— Begin —

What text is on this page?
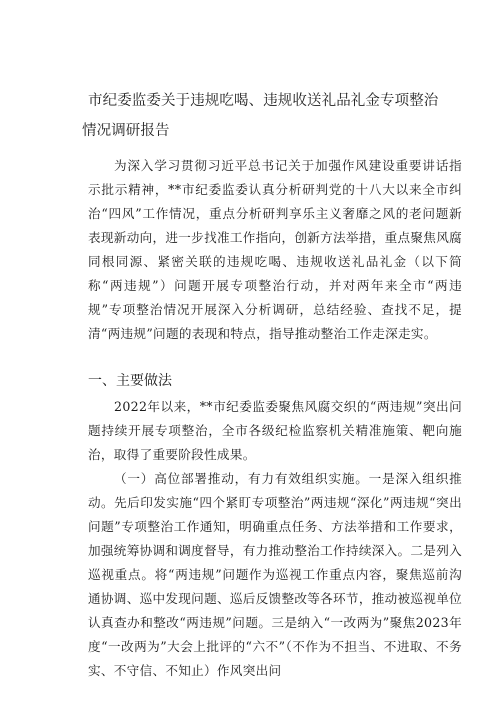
市纪委监委关于违规吃喝、违规收送礼品礼金专项整治情况调研报告
为深入学习贯彻习近平总书记关于加强作风建设重要讲话指示批示精神，**市纪委监委认真分析研判党的十八大以来全市纠治“四风”工作情况，重点分析研判享乐主义奢靡之风的老问题新表现新动向，进一步找准工作指向，创新方法举措，重点聚焦风腐同根同源、紧密关联的违规吃喝、违规收送礼品礼金（以下简称“两违规”）问题开展专项整治行动，并对两年来全市“两违规”专项整治情况开展深入分析调研，总结经验、查找不足，提清“两违规”问题的表现和特点，指导推动整治工作走深走实。
一、主要做法
2022年以来，**市纪委监委聚焦风腐交织的“两违规”突出问题持续开展专项整治，全市各级纪检监察机关精准施策、靶向施治，取得了重要阶段性成果。
（一）高位部署推动，有力有效组织实施。一是深入组织推动。先后印发实施“四个紧盯专项整治”两违规“深化”两违规“突出问题”专项整治工作通知，明确重点任务、方法举措和工作要求，加强统筹协调和调度督导，有力推动整治工作持续深入。二是列入巡视重点。将“两违规”问题作为巡视工作重点内容，聚焦巡前沟通协调、巡中发现问题、巡后反馈整改等各环节，推动被巡视单位认真查办和整改“两违规”问题。三是纳入“一改两为”聚焦2023年度“一改两为”大会上批评的“六不”（不作为不担当、不进取、不务实、不守信、不知止）作风突出问
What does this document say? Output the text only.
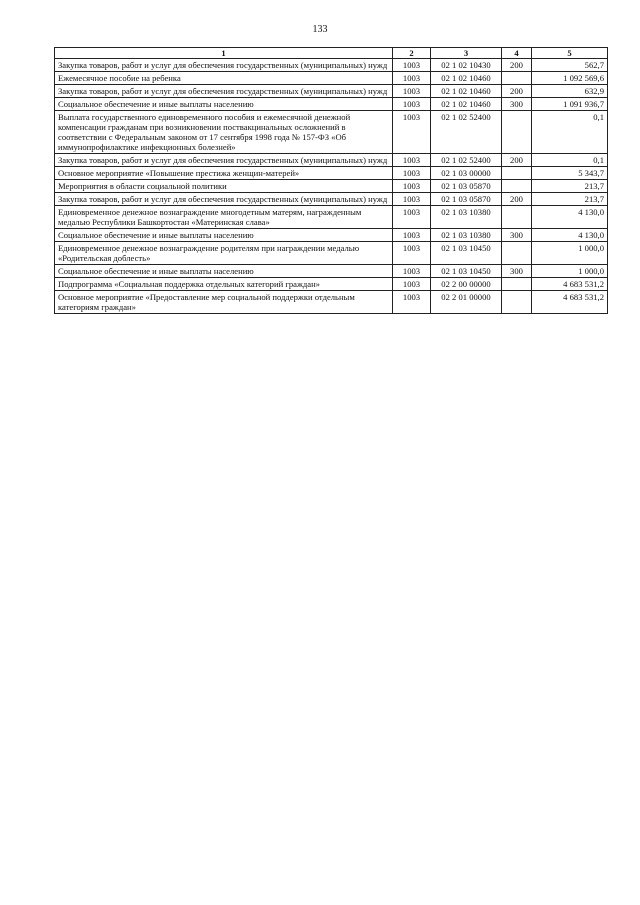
133
1	2	3	4	5
Закупка товаров, работ и услуг для обеспечения государственных (муниципальных) нужд	1003	02 1 02 10430	200	562,7
Ежемесячное пособие на ребенка	1003	02 1 02 10460		1 092 569,6
Закупка товаров, работ и услуг для обеспечения государственных (муниципальных) нужд	1003	02 1 02 10460	200	632,9
Социальное обеспечение и иные выплаты населению	1003	02 1 02 10460	300	1 091 936,7
Выплата государственного единовременного пособия и ежемесячной денежной компенсации гражданам при возникновении поствакцинальных осложнений в соответствии с Федеральным законом от 17 сентября 1998 года № 157-ФЗ «Об иммунопрофилактике инфекционных болезней»	1003	02 1 02 52400		0,1
Закупка товаров, работ и услуг для обеспечения государственных (муниципальных) нужд	1003	02 1 02 52400	200	0,1
Основное мероприятие «Повышение престижа женщин-матерей»	1003	02 1 03 00000		5 343,7
Мероприятия в области социальной политики	1003	02 1 03 05870		213,7
Закупка товаров, работ и услуг для обеспечения государственных (муниципальных) нужд	1003	02 1 03 05870	200	213,7
Единовременное денежное вознаграждение многодетным матерям, награжденным медалью Республики Башкортостан «Материнская слава»	1003	02 1 03 10380		4 130,0
Социальное обеспечение и иные выплаты населению	1003	02 1 03 10380	300	4 130,0
Единовременное денежное вознаграждение родителям при награждении медалью «Родительская доблесть»	1003	02 1 03 10450		1 000,0
Социальное обеспечение и иные выплаты населению	1003	02 1 03 10450	300	1 000,0
Подпрограмма «Социальная поддержка отдельных категорий граждан»	1003	02 2 00 00000		4 683 531,2
Основное мероприятие «Предоставление мер социальной поддержки отдельным категориям граждан»	1003	02 2 01 00000		4 683 531,2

— End —

_Set task_
Find how many lines in the material hold the word "Закупка" and state that number alone.

_The response_
4